- Recorded data:
--------------------

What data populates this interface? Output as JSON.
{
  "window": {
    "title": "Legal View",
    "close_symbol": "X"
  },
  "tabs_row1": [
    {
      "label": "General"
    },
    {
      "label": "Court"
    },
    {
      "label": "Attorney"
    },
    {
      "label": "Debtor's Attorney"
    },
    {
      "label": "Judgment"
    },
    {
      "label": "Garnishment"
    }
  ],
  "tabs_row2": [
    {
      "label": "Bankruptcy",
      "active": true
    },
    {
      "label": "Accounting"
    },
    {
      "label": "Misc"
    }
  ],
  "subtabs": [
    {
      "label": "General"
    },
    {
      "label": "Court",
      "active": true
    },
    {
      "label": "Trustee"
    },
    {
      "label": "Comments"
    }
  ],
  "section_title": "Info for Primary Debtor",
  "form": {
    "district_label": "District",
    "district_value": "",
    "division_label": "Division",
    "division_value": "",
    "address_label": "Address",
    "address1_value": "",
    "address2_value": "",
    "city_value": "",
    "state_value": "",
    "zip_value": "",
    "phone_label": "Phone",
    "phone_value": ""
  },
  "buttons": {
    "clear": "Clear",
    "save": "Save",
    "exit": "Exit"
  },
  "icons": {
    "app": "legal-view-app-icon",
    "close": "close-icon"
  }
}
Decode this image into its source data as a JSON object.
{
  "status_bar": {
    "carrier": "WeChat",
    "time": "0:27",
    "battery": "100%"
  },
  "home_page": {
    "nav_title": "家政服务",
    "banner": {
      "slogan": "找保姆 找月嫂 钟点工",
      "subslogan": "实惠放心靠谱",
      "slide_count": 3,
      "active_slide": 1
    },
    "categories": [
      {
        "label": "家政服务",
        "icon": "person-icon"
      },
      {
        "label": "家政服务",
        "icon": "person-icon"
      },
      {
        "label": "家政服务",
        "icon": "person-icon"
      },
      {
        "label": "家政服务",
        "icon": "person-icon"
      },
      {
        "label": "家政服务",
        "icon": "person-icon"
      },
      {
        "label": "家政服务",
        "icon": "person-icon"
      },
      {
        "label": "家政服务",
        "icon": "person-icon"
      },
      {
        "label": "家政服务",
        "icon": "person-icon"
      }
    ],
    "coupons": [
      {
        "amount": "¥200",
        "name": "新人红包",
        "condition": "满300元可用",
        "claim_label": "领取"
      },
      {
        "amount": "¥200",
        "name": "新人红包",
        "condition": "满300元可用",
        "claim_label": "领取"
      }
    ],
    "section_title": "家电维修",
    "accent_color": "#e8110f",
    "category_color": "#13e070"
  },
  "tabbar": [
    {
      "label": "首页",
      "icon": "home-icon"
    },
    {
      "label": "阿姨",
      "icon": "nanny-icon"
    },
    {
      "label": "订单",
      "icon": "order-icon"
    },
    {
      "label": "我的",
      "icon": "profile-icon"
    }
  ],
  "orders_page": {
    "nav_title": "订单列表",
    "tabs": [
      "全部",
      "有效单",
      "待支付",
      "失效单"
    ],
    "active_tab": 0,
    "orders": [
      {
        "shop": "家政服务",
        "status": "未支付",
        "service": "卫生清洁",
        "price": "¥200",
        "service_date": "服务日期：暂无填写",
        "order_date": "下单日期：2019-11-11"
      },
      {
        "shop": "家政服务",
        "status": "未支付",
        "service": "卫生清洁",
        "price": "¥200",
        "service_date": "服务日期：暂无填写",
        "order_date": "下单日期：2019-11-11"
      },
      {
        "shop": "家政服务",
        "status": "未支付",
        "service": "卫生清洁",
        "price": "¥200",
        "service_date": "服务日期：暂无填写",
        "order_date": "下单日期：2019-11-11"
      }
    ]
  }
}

--------------------

- Problem description:
Working from the material above, retype it in its entirety without change.

- Output of the task:
What data populates this interface? Output as JSON.
{
  "window": {
    "title": "Legal View",
    "close_symbol": "X"
  },
  "tabs_row1": [
    {
      "label": "General"
    },
    {
      "label": "Court"
    },
    {
      "label": "Attorney"
    },
    {
      "label": "Debtor's Attorney"
    },
    {
      "label": "Judgment"
    },
    {
      "label": "Garnishment"
    }
  ],
  "tabs_row2": [
    {
      "label": "Bankruptcy",
      "active": true
    },
    {
      "label": "Accounting"
    },
    {
      "label": "Misc"
    }
  ],
  "subtabs": [
    {
      "label": "General"
    },
    {
      "label": "Court",
      "active": true
    },
    {
      "label": "Trustee"
    },
    {
      "label": "Comments"
    }
  ],
  "section_title": "Info for Primary Debtor",
  "form": {
    "district_label": "District",
    "district_value": "",
    "division_label": "Division",
    "division_value": "",
    "address_label": "Address",
    "address1_value": "",
    "address2_value": "",
    "city_value": "",
    "state_value": "",
    "zip_value": "",
    "phone_label": "Phone",
    "phone_value": ""
  },
  "buttons": {
    "clear": "Clear",
    "save": "Save",
    "exit": "Exit"
  },
  "icons": {
    "app": "legal-view-app-icon",
    "close": "close-icon"
  }
}
Decode this image into its source data as a JSON object.
{
  "status_bar": {
    "carrier": "WeChat",
    "time": "0:27",
    "battery": "100%"
  },
  "home_page": {
    "nav_title": "家政服务",
    "banner": {
      "slogan": "找保姆 找月嫂 钟点工",
      "subslogan": "实惠放心靠谱",
      "slide_count": 3,
      "active_slide": 1
    },
    "categories": [
      {
        "label": "家政服务",
        "icon": "person-icon"
      },
      {
        "label": "家政服务",
        "icon": "person-icon"
      },
      {
        "label": "家政服务",
        "icon": "person-icon"
      },
      {
        "label": "家政服务",
        "icon": "person-icon"
      },
      {
        "label": "家政服务",
        "icon": "person-icon"
      },
      {
        "label": "家政服务",
        "icon": "person-icon"
      },
      {
        "label": "家政服务",
        "icon": "person-icon"
      },
      {
        "label": "家政服务",
        "icon": "person-icon"
      }
    ],
    "coupons": [
      {
        "amount": "¥200",
        "name": "新人红包",
        "condition": "满300元可用",
        "claim_label": "领取"
      },
      {
        "amount": "¥200",
        "name": "新人红包",
        "condition": "满300元可用",
        "claim_label": "领取"
      }
    ],
    "section_title": "家电维修",
    "accent_color": "#e8110f",
    "category_color": "#13e070"
  },
  "tabbar": [
    {
      "label": "首页",
      "icon": "home-icon"
    },
    {
      "label": "阿姨",
      "icon": "nanny-icon"
    },
    {
      "label": "订单",
      "icon": "order-icon"
    },
    {
      "label": "我的",
      "icon": "profile-icon"
    }
  ],
  "orders_page": {
    "nav_title": "订单列表",
    "tabs": [
      "全部",
      "有效单",
      "待支付",
      "失效单"
    ],
    "active_tab": 0,
    "orders": [
      {
        "shop": "家政服务",
        "status": "未支付",
        "service": "卫生清洁",
        "price": "¥200",
        "service_date": "服务日期：暂无填写",
        "order_date": "下单日期：2019-11-11"
      },
      {
        "shop": "家政服务",
        "status": "未支付",
        "service": "卫生清洁",
        "price": "¥200",
        "service_date": "服务日期：暂无填写",
        "order_date": "下单日期：2019-11-11"
      },
      {
        "shop": "家政服务",
        "status": "未支付",
        "service": "卫生清洁",
        "price": "¥200",
        "service_date": "服务日期：暂无填写",
        "order_date": "下单日期：2019-11-11"
      }
    ]
  }
}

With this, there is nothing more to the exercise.